- _Direction_:
Where a line contains the word "screenshot", copy that line.

- _Data shown_:
====

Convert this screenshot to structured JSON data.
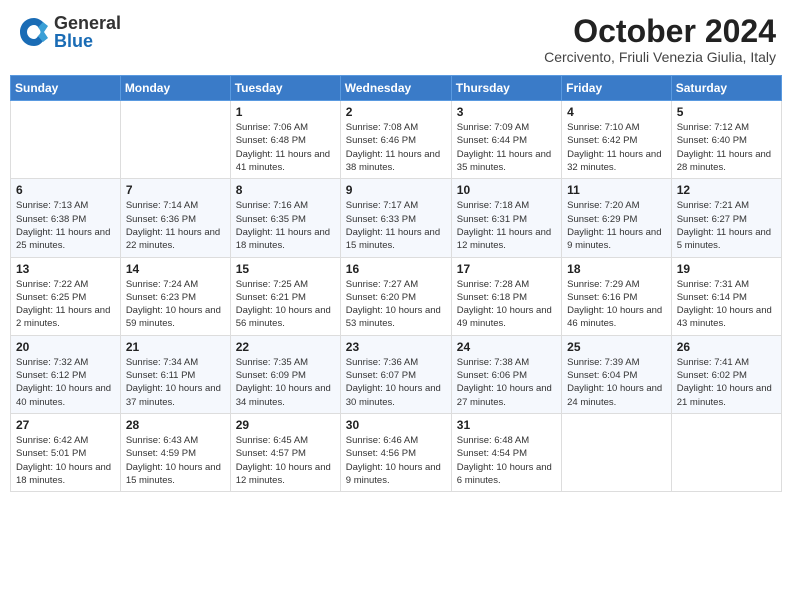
{
  "header": {
    "logo_general": "General",
    "logo_blue": "Blue",
    "month_title": "October 2024",
    "location": "Cercivento, Friuli Venezia Giulia, Italy"
  },
  "weekdays": [
    "Sunday",
    "Monday",
    "Tuesday",
    "Wednesday",
    "Thursday",
    "Friday",
    "Saturday"
  ],
  "weeks": [
    [
      {
        "day": "",
        "info": ""
      },
      {
        "day": "",
        "info": ""
      },
      {
        "day": "1",
        "info": "Sunrise: 7:06 AM\nSunset: 6:48 PM\nDaylight: 11 hours and 41 minutes."
      },
      {
        "day": "2",
        "info": "Sunrise: 7:08 AM\nSunset: 6:46 PM\nDaylight: 11 hours and 38 minutes."
      },
      {
        "day": "3",
        "info": "Sunrise: 7:09 AM\nSunset: 6:44 PM\nDaylight: 11 hours and 35 minutes."
      },
      {
        "day": "4",
        "info": "Sunrise: 7:10 AM\nSunset: 6:42 PM\nDaylight: 11 hours and 32 minutes."
      },
      {
        "day": "5",
        "info": "Sunrise: 7:12 AM\nSunset: 6:40 PM\nDaylight: 11 hours and 28 minutes."
      }
    ],
    [
      {
        "day": "6",
        "info": "Sunrise: 7:13 AM\nSunset: 6:38 PM\nDaylight: 11 hours and 25 minutes."
      },
      {
        "day": "7",
        "info": "Sunrise: 7:14 AM\nSunset: 6:36 PM\nDaylight: 11 hours and 22 minutes."
      },
      {
        "day": "8",
        "info": "Sunrise: 7:16 AM\nSunset: 6:35 PM\nDaylight: 11 hours and 18 minutes."
      },
      {
        "day": "9",
        "info": "Sunrise: 7:17 AM\nSunset: 6:33 PM\nDaylight: 11 hours and 15 minutes."
      },
      {
        "day": "10",
        "info": "Sunrise: 7:18 AM\nSunset: 6:31 PM\nDaylight: 11 hours and 12 minutes."
      },
      {
        "day": "11",
        "info": "Sunrise: 7:20 AM\nSunset: 6:29 PM\nDaylight: 11 hours and 9 minutes."
      },
      {
        "day": "12",
        "info": "Sunrise: 7:21 AM\nSunset: 6:27 PM\nDaylight: 11 hours and 5 minutes."
      }
    ],
    [
      {
        "day": "13",
        "info": "Sunrise: 7:22 AM\nSunset: 6:25 PM\nDaylight: 11 hours and 2 minutes."
      },
      {
        "day": "14",
        "info": "Sunrise: 7:24 AM\nSunset: 6:23 PM\nDaylight: 10 hours and 59 minutes."
      },
      {
        "day": "15",
        "info": "Sunrise: 7:25 AM\nSunset: 6:21 PM\nDaylight: 10 hours and 56 minutes."
      },
      {
        "day": "16",
        "info": "Sunrise: 7:27 AM\nSunset: 6:20 PM\nDaylight: 10 hours and 53 minutes."
      },
      {
        "day": "17",
        "info": "Sunrise: 7:28 AM\nSunset: 6:18 PM\nDaylight: 10 hours and 49 minutes."
      },
      {
        "day": "18",
        "info": "Sunrise: 7:29 AM\nSunset: 6:16 PM\nDaylight: 10 hours and 46 minutes."
      },
      {
        "day": "19",
        "info": "Sunrise: 7:31 AM\nSunset: 6:14 PM\nDaylight: 10 hours and 43 minutes."
      }
    ],
    [
      {
        "day": "20",
        "info": "Sunrise: 7:32 AM\nSunset: 6:12 PM\nDaylight: 10 hours and 40 minutes."
      },
      {
        "day": "21",
        "info": "Sunrise: 7:34 AM\nSunset: 6:11 PM\nDaylight: 10 hours and 37 minutes."
      },
      {
        "day": "22",
        "info": "Sunrise: 7:35 AM\nSunset: 6:09 PM\nDaylight: 10 hours and 34 minutes."
      },
      {
        "day": "23",
        "info": "Sunrise: 7:36 AM\nSunset: 6:07 PM\nDaylight: 10 hours and 30 minutes."
      },
      {
        "day": "24",
        "info": "Sunrise: 7:38 AM\nSunset: 6:06 PM\nDaylight: 10 hours and 27 minutes."
      },
      {
        "day": "25",
        "info": "Sunrise: 7:39 AM\nSunset: 6:04 PM\nDaylight: 10 hours and 24 minutes."
      },
      {
        "day": "26",
        "info": "Sunrise: 7:41 AM\nSunset: 6:02 PM\nDaylight: 10 hours and 21 minutes."
      }
    ],
    [
      {
        "day": "27",
        "info": "Sunrise: 6:42 AM\nSunset: 5:01 PM\nDaylight: 10 hours and 18 minutes."
      },
      {
        "day": "28",
        "info": "Sunrise: 6:43 AM\nSunset: 4:59 PM\nDaylight: 10 hours and 15 minutes."
      },
      {
        "day": "29",
        "info": "Sunrise: 6:45 AM\nSunset: 4:57 PM\nDaylight: 10 hours and 12 minutes."
      },
      {
        "day": "30",
        "info": "Sunrise: 6:46 AM\nSunset: 4:56 PM\nDaylight: 10 hours and 9 minutes."
      },
      {
        "day": "31",
        "info": "Sunrise: 6:48 AM\nSunset: 4:54 PM\nDaylight: 10 hours and 6 minutes."
      },
      {
        "day": "",
        "info": ""
      },
      {
        "day": "",
        "info": ""
      }
    ]
  ]
}
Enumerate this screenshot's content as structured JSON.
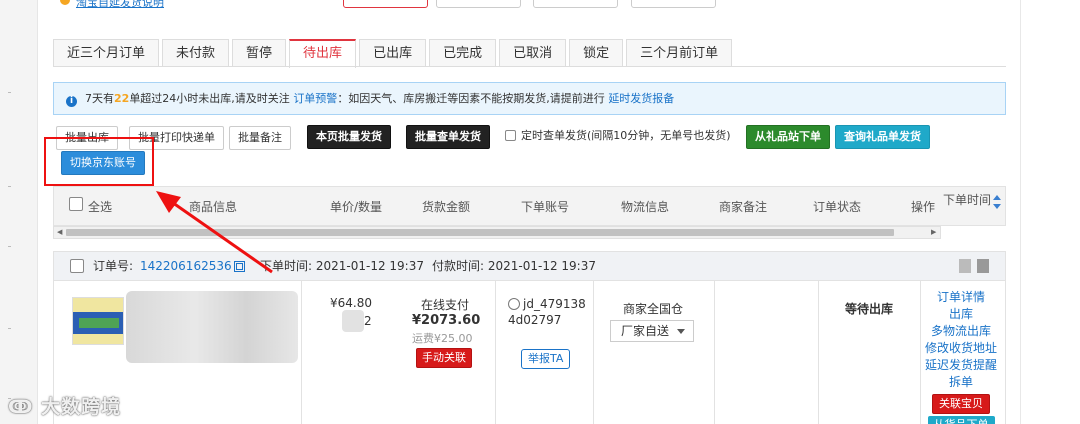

====

- _Output below_:
Convert this screenshot to structured JSON data.
Enumerate this screenshot's content as structured JSON.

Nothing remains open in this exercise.